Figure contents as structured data
------------------------------

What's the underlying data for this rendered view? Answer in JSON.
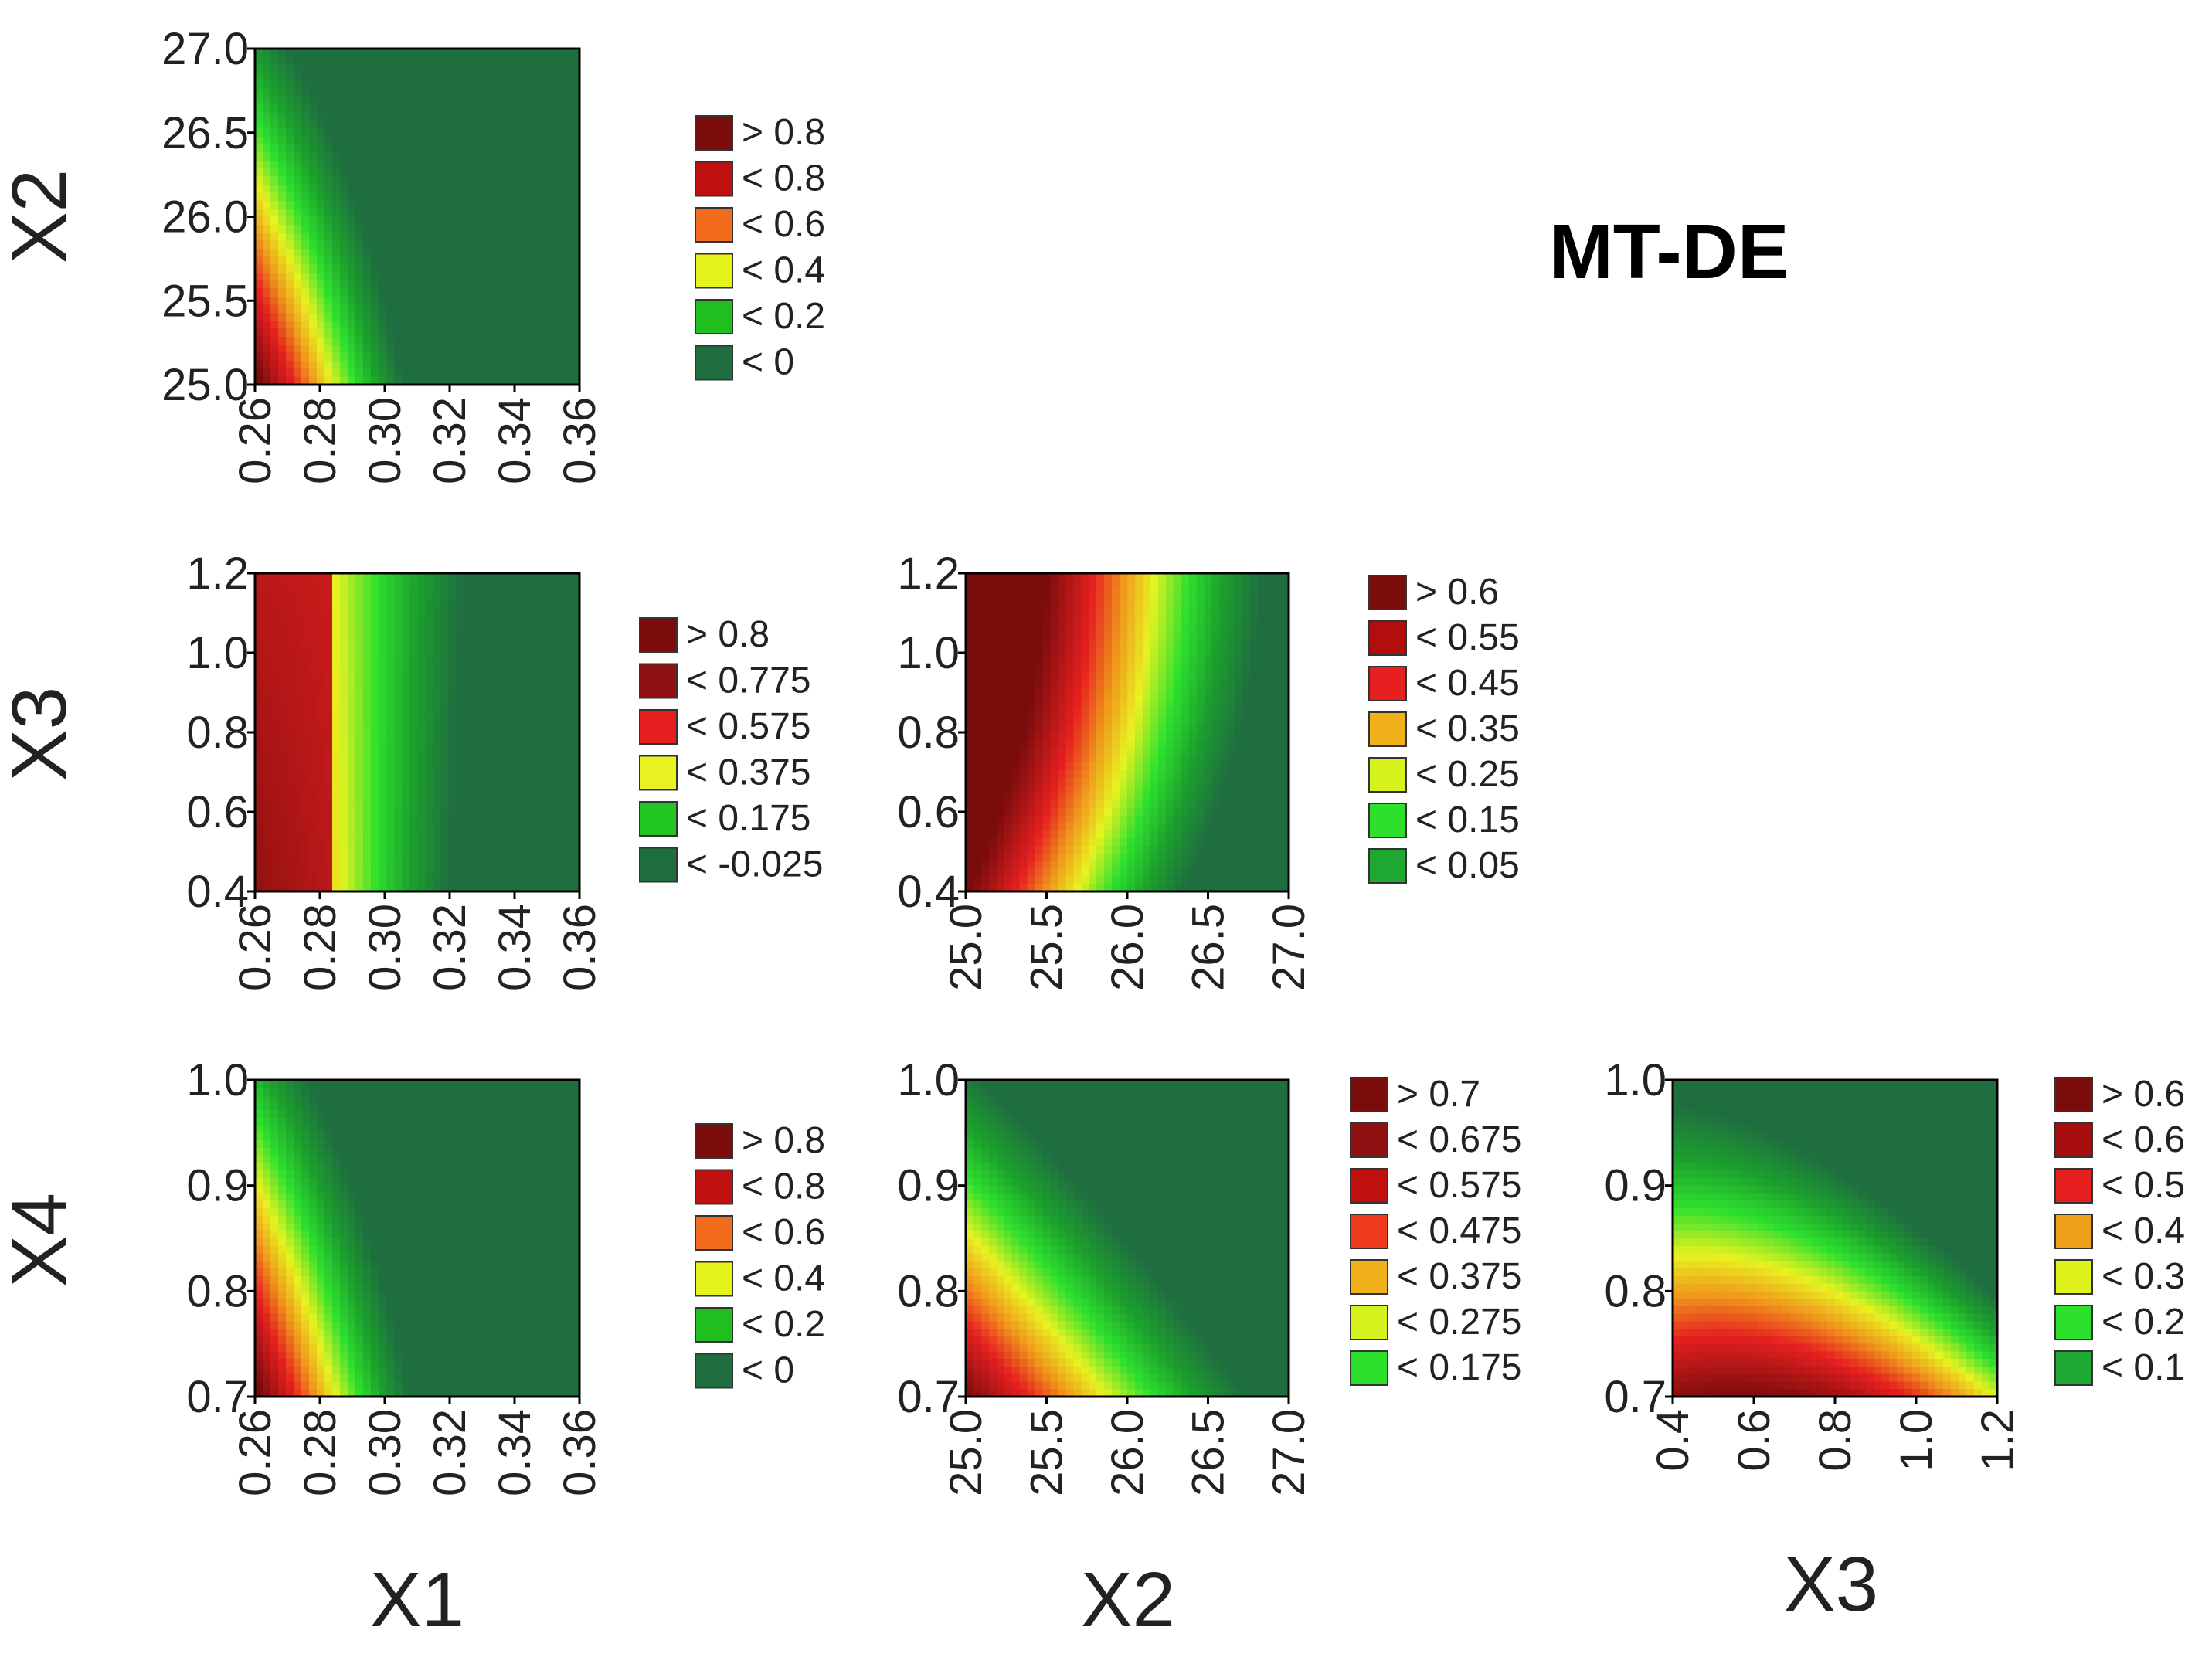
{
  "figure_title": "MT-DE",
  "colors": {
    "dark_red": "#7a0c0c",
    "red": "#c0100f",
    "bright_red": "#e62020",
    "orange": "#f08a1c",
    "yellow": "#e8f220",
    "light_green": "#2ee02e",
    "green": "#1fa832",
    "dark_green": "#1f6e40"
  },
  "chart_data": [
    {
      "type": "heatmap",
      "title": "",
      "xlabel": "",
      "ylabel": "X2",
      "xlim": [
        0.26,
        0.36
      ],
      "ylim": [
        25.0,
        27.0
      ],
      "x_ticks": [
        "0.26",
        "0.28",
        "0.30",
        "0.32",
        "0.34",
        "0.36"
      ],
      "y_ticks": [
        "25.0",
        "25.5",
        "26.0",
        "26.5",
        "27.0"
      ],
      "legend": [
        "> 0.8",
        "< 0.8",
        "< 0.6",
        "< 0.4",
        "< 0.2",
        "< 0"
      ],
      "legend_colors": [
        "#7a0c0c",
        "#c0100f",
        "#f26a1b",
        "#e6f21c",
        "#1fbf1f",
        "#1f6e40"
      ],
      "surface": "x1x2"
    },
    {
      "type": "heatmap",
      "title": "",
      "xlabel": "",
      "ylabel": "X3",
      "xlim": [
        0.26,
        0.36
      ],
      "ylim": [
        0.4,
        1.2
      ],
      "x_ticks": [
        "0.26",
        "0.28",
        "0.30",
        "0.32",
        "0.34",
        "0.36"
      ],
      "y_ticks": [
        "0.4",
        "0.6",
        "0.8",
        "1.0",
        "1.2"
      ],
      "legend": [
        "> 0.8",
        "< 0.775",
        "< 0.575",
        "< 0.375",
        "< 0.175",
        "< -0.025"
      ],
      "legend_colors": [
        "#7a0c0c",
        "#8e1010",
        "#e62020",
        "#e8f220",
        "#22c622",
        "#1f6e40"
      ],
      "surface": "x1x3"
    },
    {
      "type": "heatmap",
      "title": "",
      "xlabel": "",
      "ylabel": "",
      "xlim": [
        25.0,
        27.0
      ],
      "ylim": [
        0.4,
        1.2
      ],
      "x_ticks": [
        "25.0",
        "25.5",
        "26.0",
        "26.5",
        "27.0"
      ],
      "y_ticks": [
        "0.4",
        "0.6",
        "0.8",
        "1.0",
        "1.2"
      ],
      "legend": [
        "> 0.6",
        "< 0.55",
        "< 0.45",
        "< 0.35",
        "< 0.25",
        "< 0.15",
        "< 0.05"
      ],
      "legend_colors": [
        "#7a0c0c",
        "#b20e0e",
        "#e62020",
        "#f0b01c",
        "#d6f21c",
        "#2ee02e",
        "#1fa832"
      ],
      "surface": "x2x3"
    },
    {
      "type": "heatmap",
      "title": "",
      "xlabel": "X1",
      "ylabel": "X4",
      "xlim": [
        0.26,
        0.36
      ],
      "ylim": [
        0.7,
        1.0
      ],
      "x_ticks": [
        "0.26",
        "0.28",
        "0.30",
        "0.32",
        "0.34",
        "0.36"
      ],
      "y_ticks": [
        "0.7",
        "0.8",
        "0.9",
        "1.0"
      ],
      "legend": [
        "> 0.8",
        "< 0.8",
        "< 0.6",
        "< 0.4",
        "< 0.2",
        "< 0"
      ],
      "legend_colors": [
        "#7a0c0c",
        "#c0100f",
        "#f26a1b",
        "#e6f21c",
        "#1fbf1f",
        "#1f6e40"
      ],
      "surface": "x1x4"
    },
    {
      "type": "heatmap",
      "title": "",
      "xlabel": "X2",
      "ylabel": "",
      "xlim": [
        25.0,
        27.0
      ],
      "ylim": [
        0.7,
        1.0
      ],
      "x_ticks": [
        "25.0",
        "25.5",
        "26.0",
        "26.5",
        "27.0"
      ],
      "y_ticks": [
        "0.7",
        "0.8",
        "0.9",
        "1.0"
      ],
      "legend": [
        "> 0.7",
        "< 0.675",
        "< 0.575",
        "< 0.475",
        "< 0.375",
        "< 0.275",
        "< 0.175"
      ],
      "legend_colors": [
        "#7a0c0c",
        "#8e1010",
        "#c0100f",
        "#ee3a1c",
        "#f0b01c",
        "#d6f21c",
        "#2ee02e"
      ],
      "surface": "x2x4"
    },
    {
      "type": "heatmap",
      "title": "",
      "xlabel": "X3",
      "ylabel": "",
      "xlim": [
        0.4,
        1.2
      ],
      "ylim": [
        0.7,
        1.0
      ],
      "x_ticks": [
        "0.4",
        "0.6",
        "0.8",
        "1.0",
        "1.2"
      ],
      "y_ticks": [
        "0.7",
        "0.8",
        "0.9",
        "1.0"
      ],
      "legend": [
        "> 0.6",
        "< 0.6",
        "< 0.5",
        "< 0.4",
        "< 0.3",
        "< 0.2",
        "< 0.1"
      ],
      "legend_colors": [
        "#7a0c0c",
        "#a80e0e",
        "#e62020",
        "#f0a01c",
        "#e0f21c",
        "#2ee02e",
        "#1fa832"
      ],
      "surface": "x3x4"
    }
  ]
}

------------------------------

Instructions for the task
Collect every line with the string "surface" from the records, and copy each.

Expected output
      "surface": "x1x2"
      "surface": "x1x3"
      "surface": "x2x3"
      "surface": "x1x4"
      "surface": "x2x4"
      "surface": "x3x4"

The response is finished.